(TASK TO CARRY OUT) Copy out each line that includes the word "works".

— Begin INPUT FOR THIS TASK —

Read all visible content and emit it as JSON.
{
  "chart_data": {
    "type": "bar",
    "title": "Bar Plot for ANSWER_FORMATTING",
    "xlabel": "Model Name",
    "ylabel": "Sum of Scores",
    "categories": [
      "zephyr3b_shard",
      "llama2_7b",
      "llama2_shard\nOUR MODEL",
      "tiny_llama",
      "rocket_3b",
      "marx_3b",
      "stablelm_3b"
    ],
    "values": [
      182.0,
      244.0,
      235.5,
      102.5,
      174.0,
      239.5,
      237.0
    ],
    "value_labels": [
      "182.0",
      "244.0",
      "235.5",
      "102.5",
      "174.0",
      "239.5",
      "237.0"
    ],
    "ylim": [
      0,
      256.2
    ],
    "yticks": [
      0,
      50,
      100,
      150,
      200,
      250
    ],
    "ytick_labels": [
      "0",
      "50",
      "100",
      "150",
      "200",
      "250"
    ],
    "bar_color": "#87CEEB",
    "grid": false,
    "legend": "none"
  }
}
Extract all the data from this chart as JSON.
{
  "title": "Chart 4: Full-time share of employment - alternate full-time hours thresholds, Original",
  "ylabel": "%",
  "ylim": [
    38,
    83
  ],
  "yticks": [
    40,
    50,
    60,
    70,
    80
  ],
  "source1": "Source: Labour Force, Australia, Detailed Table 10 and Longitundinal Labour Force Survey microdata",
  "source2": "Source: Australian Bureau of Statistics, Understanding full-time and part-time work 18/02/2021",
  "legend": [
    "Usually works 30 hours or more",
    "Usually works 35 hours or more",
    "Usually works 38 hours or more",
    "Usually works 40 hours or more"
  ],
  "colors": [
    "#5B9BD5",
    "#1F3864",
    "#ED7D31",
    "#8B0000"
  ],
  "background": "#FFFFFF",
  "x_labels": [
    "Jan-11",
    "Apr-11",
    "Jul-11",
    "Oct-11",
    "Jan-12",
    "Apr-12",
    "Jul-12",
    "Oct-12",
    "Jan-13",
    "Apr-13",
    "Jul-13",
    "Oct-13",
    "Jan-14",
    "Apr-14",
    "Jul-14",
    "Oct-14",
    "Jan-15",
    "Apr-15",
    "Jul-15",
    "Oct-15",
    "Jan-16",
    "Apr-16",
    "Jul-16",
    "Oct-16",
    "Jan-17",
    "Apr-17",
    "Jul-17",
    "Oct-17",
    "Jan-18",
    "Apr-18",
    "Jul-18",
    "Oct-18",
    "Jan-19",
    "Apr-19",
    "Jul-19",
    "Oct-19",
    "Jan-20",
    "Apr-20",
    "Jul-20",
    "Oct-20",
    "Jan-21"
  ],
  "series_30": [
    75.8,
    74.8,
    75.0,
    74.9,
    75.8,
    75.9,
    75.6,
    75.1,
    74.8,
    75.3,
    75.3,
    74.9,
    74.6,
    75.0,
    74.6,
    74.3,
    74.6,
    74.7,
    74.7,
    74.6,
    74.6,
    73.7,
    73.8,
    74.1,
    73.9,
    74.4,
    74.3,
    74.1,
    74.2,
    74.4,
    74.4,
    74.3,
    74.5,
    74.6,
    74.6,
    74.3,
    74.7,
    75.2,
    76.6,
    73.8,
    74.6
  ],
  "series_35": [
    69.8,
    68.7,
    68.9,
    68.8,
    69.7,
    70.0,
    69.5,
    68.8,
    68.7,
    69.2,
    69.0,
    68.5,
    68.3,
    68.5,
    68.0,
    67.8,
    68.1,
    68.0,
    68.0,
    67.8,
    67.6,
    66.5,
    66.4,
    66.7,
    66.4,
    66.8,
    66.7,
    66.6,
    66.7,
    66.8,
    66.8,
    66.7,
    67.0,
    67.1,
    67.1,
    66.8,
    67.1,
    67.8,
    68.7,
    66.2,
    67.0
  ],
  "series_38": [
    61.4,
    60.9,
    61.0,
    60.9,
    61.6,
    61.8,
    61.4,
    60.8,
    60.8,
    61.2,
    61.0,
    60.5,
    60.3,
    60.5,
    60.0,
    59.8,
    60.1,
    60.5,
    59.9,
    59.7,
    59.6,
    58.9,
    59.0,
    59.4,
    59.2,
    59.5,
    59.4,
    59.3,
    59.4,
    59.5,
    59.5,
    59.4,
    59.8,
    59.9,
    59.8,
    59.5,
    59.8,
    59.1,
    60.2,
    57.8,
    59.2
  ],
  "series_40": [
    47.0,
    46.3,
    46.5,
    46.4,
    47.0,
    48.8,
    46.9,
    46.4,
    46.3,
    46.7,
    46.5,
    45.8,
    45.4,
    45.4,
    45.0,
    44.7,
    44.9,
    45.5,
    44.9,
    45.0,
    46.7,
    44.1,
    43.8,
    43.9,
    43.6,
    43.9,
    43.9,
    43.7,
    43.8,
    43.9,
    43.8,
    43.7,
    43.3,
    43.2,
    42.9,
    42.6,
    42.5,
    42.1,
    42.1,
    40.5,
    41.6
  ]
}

— End INPUT FOR THIS TASK —

(RESULT)
    "Usually works 30 hours or more",
    "Usually works 35 hours or more",
    "Usually works 38 hours or more",
    "Usually works 40 hours or more"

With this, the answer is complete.